▸ Short problem
Isolate every line in the records below with "must" in it.
▼▼▼
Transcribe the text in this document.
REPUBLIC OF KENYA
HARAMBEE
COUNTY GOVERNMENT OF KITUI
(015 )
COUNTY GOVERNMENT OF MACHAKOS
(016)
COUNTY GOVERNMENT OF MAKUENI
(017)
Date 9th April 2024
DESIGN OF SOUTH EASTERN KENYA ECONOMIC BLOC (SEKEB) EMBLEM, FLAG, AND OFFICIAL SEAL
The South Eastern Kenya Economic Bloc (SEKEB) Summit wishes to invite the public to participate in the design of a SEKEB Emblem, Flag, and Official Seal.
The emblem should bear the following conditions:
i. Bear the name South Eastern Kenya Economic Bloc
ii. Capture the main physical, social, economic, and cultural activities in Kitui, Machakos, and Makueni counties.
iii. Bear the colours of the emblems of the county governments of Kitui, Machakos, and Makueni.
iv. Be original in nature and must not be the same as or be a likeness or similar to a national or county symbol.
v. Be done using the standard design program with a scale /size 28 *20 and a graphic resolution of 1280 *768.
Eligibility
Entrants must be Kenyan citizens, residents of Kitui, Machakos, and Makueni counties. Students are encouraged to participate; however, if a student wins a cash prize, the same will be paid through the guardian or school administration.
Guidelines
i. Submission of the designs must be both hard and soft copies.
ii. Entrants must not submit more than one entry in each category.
▲▲▲
▸ Solution to the problem
iv. Be original in nature and must not be the same as or be a likeness or similar to a national or county symbol.
Entrants must be Kenyan citizens, residents of Kitui, Machakos, and Makueni counties. Students are encouraged to participate; however, if a student wins a cash prize, the same will be paid through the guardian or school administration.
i. Submission of the designs must be both hard and soft copies.
ii. Entrants must not submit more than one entry in each category.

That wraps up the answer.